TASK PROMPT> Skip the pictures. Copy all the rest of the records down exactly.

━━━ MATERIAL FOR THE TASK

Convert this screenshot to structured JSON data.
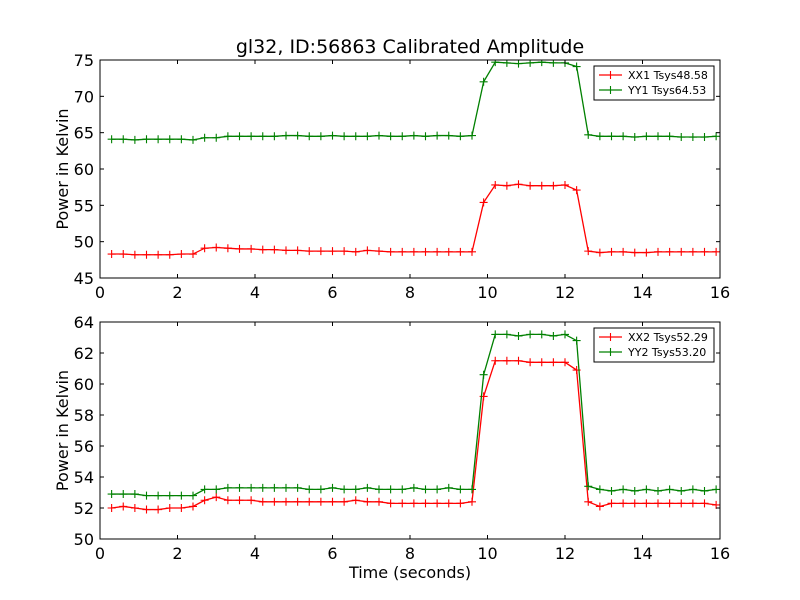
{
  "chart_data": [
    {
      "type": "line",
      "title": "gl32, ID:56863 Calibrated Amplitude",
      "xlabel": "",
      "ylabel": "Power in Kelvin",
      "xlim": [
        0,
        16
      ],
      "ylim": [
        45,
        75
      ],
      "xticks": [
        "0",
        "2",
        "4",
        "6",
        "8",
        "10",
        "12",
        "14",
        "16"
      ],
      "yticks": [
        "45",
        "50",
        "55",
        "60",
        "65",
        "70",
        "75"
      ],
      "grid": false,
      "legend_position": "top-right",
      "x": [
        0.3,
        0.6,
        0.9,
        1.2,
        1.5,
        1.8,
        2.1,
        2.4,
        2.7,
        3.0,
        3.3,
        3.6,
        3.9,
        4.2,
        4.5,
        4.8,
        5.1,
        5.4,
        5.7,
        6.0,
        6.3,
        6.6,
        6.9,
        7.2,
        7.5,
        7.8,
        8.1,
        8.4,
        8.7,
        9.0,
        9.3,
        9.6,
        9.9,
        10.2,
        10.5,
        10.8,
        11.1,
        11.4,
        11.7,
        12.0,
        12.3,
        12.6,
        12.9,
        13.2,
        13.5,
        13.8,
        14.1,
        14.4,
        14.7,
        15.0,
        15.3,
        15.6,
        15.9
      ],
      "series": [
        {
          "name": "XX1 Tsys48.58",
          "color": "#ff0000",
          "values": [
            48.3,
            48.3,
            48.2,
            48.2,
            48.2,
            48.2,
            48.3,
            48.3,
            49.1,
            49.2,
            49.1,
            49.0,
            49.0,
            48.9,
            48.9,
            48.8,
            48.8,
            48.7,
            48.7,
            48.7,
            48.7,
            48.6,
            48.8,
            48.7,
            48.6,
            48.6,
            48.6,
            48.6,
            48.6,
            48.6,
            48.6,
            48.6,
            55.4,
            57.8,
            57.7,
            57.9,
            57.7,
            57.7,
            57.7,
            57.8,
            57.1,
            48.7,
            48.5,
            48.6,
            48.6,
            48.5,
            48.5,
            48.6,
            48.6,
            48.6,
            48.6,
            48.6,
            48.6
          ]
        },
        {
          "name": "YY1 Tsys64.53",
          "color": "#008000",
          "values": [
            64.1,
            64.1,
            64.0,
            64.1,
            64.1,
            64.1,
            64.1,
            64.0,
            64.3,
            64.3,
            64.5,
            64.5,
            64.5,
            64.5,
            64.5,
            64.6,
            64.6,
            64.5,
            64.5,
            64.6,
            64.5,
            64.5,
            64.5,
            64.6,
            64.5,
            64.5,
            64.6,
            64.5,
            64.6,
            64.6,
            64.5,
            64.6,
            72.0,
            74.7,
            74.6,
            74.5,
            74.6,
            74.7,
            74.6,
            74.6,
            74.1,
            64.7,
            64.5,
            64.5,
            64.5,
            64.4,
            64.5,
            64.5,
            64.5,
            64.4,
            64.4,
            64.4,
            64.5
          ]
        }
      ]
    },
    {
      "type": "line",
      "title": "",
      "xlabel": "Time (seconds)",
      "ylabel": "Power in Kelvin",
      "xlim": [
        0,
        16
      ],
      "ylim": [
        50,
        64
      ],
      "xticks": [
        "0",
        "2",
        "4",
        "6",
        "8",
        "10",
        "12",
        "14",
        "16"
      ],
      "yticks": [
        "50",
        "52",
        "54",
        "56",
        "58",
        "60",
        "62",
        "64"
      ],
      "grid": false,
      "legend_position": "top-right",
      "x": [
        0.3,
        0.6,
        0.9,
        1.2,
        1.5,
        1.8,
        2.1,
        2.4,
        2.7,
        3.0,
        3.3,
        3.6,
        3.9,
        4.2,
        4.5,
        4.8,
        5.1,
        5.4,
        5.7,
        6.0,
        6.3,
        6.6,
        6.9,
        7.2,
        7.5,
        7.8,
        8.1,
        8.4,
        8.7,
        9.0,
        9.3,
        9.6,
        9.9,
        10.2,
        10.5,
        10.8,
        11.1,
        11.4,
        11.7,
        12.0,
        12.3,
        12.6,
        12.9,
        13.2,
        13.5,
        13.8,
        14.1,
        14.4,
        14.7,
        15.0,
        15.3,
        15.6,
        15.9
      ],
      "series": [
        {
          "name": "XX2 Tsys52.29",
          "color": "#ff0000",
          "values": [
            52.0,
            52.1,
            52.0,
            51.9,
            51.9,
            52.0,
            52.0,
            52.1,
            52.5,
            52.7,
            52.5,
            52.5,
            52.5,
            52.4,
            52.4,
            52.4,
            52.4,
            52.4,
            52.4,
            52.4,
            52.4,
            52.5,
            52.4,
            52.4,
            52.3,
            52.3,
            52.3,
            52.3,
            52.3,
            52.3,
            52.3,
            52.4,
            59.2,
            61.5,
            61.5,
            61.5,
            61.4,
            61.4,
            61.4,
            61.4,
            60.9,
            52.4,
            52.1,
            52.3,
            52.3,
            52.3,
            52.3,
            52.3,
            52.3,
            52.3,
            52.3,
            52.3,
            52.2
          ]
        },
        {
          "name": "YY2 Tsys53.20",
          "color": "#008000",
          "values": [
            52.9,
            52.9,
            52.9,
            52.8,
            52.8,
            52.8,
            52.8,
            52.8,
            53.2,
            53.2,
            53.3,
            53.3,
            53.3,
            53.3,
            53.3,
            53.3,
            53.3,
            53.2,
            53.2,
            53.3,
            53.2,
            53.2,
            53.3,
            53.2,
            53.2,
            53.2,
            53.3,
            53.2,
            53.2,
            53.3,
            53.2,
            53.2,
            60.6,
            63.2,
            63.2,
            63.1,
            63.2,
            63.2,
            63.1,
            63.2,
            62.8,
            53.4,
            53.2,
            53.1,
            53.2,
            53.1,
            53.2,
            53.1,
            53.2,
            53.1,
            53.2,
            53.1,
            53.2
          ]
        }
      ]
    }
  ]
}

━━━━━━

FINAL RESULT>
Convert this screenshot to structured JSON data.
{
  "chart_data": [
    {
      "type": "line",
      "title": "gl32, ID:56863 Calibrated Amplitude",
      "xlabel": "",
      "ylabel": "Power in Kelvin",
      "xlim": [
        0,
        16
      ],
      "ylim": [
        45,
        75
      ],
      "xticks": [
        "0",
        "2",
        "4",
        "6",
        "8",
        "10",
        "12",
        "14",
        "16"
      ],
      "yticks": [
        "45",
        "50",
        "55",
        "60",
        "65",
        "70",
        "75"
      ],
      "grid": false,
      "legend_position": "top-right",
      "x": [
        0.3,
        0.6,
        0.9,
        1.2,
        1.5,
        1.8,
        2.1,
        2.4,
        2.7,
        3.0,
        3.3,
        3.6,
        3.9,
        4.2,
        4.5,
        4.8,
        5.1,
        5.4,
        5.7,
        6.0,
        6.3,
        6.6,
        6.9,
        7.2,
        7.5,
        7.8,
        8.1,
        8.4,
        8.7,
        9.0,
        9.3,
        9.6,
        9.9,
        10.2,
        10.5,
        10.8,
        11.1,
        11.4,
        11.7,
        12.0,
        12.3,
        12.6,
        12.9,
        13.2,
        13.5,
        13.8,
        14.1,
        14.4,
        14.7,
        15.0,
        15.3,
        15.6,
        15.9
      ],
      "series": [
        {
          "name": "XX1 Tsys48.58",
          "color": "#ff0000",
          "values": [
            48.3,
            48.3,
            48.2,
            48.2,
            48.2,
            48.2,
            48.3,
            48.3,
            49.1,
            49.2,
            49.1,
            49.0,
            49.0,
            48.9,
            48.9,
            48.8,
            48.8,
            48.7,
            48.7,
            48.7,
            48.7,
            48.6,
            48.8,
            48.7,
            48.6,
            48.6,
            48.6,
            48.6,
            48.6,
            48.6,
            48.6,
            48.6,
            55.4,
            57.8,
            57.7,
            57.9,
            57.7,
            57.7,
            57.7,
            57.8,
            57.1,
            48.7,
            48.5,
            48.6,
            48.6,
            48.5,
            48.5,
            48.6,
            48.6,
            48.6,
            48.6,
            48.6,
            48.6
          ]
        },
        {
          "name": "YY1 Tsys64.53",
          "color": "#008000",
          "values": [
            64.1,
            64.1,
            64.0,
            64.1,
            64.1,
            64.1,
            64.1,
            64.0,
            64.3,
            64.3,
            64.5,
            64.5,
            64.5,
            64.5,
            64.5,
            64.6,
            64.6,
            64.5,
            64.5,
            64.6,
            64.5,
            64.5,
            64.5,
            64.6,
            64.5,
            64.5,
            64.6,
            64.5,
            64.6,
            64.6,
            64.5,
            64.6,
            72.0,
            74.7,
            74.6,
            74.5,
            74.6,
            74.7,
            74.6,
            74.6,
            74.1,
            64.7,
            64.5,
            64.5,
            64.5,
            64.4,
            64.5,
            64.5,
            64.5,
            64.4,
            64.4,
            64.4,
            64.5
          ]
        }
      ]
    },
    {
      "type": "line",
      "title": "",
      "xlabel": "Time (seconds)",
      "ylabel": "Power in Kelvin",
      "xlim": [
        0,
        16
      ],
      "ylim": [
        50,
        64
      ],
      "xticks": [
        "0",
        "2",
        "4",
        "6",
        "8",
        "10",
        "12",
        "14",
        "16"
      ],
      "yticks": [
        "50",
        "52",
        "54",
        "56",
        "58",
        "60",
        "62",
        "64"
      ],
      "grid": false,
      "legend_position": "top-right",
      "x": [
        0.3,
        0.6,
        0.9,
        1.2,
        1.5,
        1.8,
        2.1,
        2.4,
        2.7,
        3.0,
        3.3,
        3.6,
        3.9,
        4.2,
        4.5,
        4.8,
        5.1,
        5.4,
        5.7,
        6.0,
        6.3,
        6.6,
        6.9,
        7.2,
        7.5,
        7.8,
        8.1,
        8.4,
        8.7,
        9.0,
        9.3,
        9.6,
        9.9,
        10.2,
        10.5,
        10.8,
        11.1,
        11.4,
        11.7,
        12.0,
        12.3,
        12.6,
        12.9,
        13.2,
        13.5,
        13.8,
        14.1,
        14.4,
        14.7,
        15.0,
        15.3,
        15.6,
        15.9
      ],
      "series": [
        {
          "name": "XX2 Tsys52.29",
          "color": "#ff0000",
          "values": [
            52.0,
            52.1,
            52.0,
            51.9,
            51.9,
            52.0,
            52.0,
            52.1,
            52.5,
            52.7,
            52.5,
            52.5,
            52.5,
            52.4,
            52.4,
            52.4,
            52.4,
            52.4,
            52.4,
            52.4,
            52.4,
            52.5,
            52.4,
            52.4,
            52.3,
            52.3,
            52.3,
            52.3,
            52.3,
            52.3,
            52.3,
            52.4,
            59.2,
            61.5,
            61.5,
            61.5,
            61.4,
            61.4,
            61.4,
            61.4,
            60.9,
            52.4,
            52.1,
            52.3,
            52.3,
            52.3,
            52.3,
            52.3,
            52.3,
            52.3,
            52.3,
            52.3,
            52.2
          ]
        },
        {
          "name": "YY2 Tsys53.20",
          "color": "#008000",
          "values": [
            52.9,
            52.9,
            52.9,
            52.8,
            52.8,
            52.8,
            52.8,
            52.8,
            53.2,
            53.2,
            53.3,
            53.3,
            53.3,
            53.3,
            53.3,
            53.3,
            53.3,
            53.2,
            53.2,
            53.3,
            53.2,
            53.2,
            53.3,
            53.2,
            53.2,
            53.2,
            53.3,
            53.2,
            53.2,
            53.3,
            53.2,
            53.2,
            60.6,
            63.2,
            63.2,
            63.1,
            63.2,
            63.2,
            63.1,
            63.2,
            62.8,
            53.4,
            53.2,
            53.1,
            53.2,
            53.1,
            53.2,
            53.1,
            53.2,
            53.1,
            53.2,
            53.1,
            53.2
          ]
        }
      ]
    }
  ]
}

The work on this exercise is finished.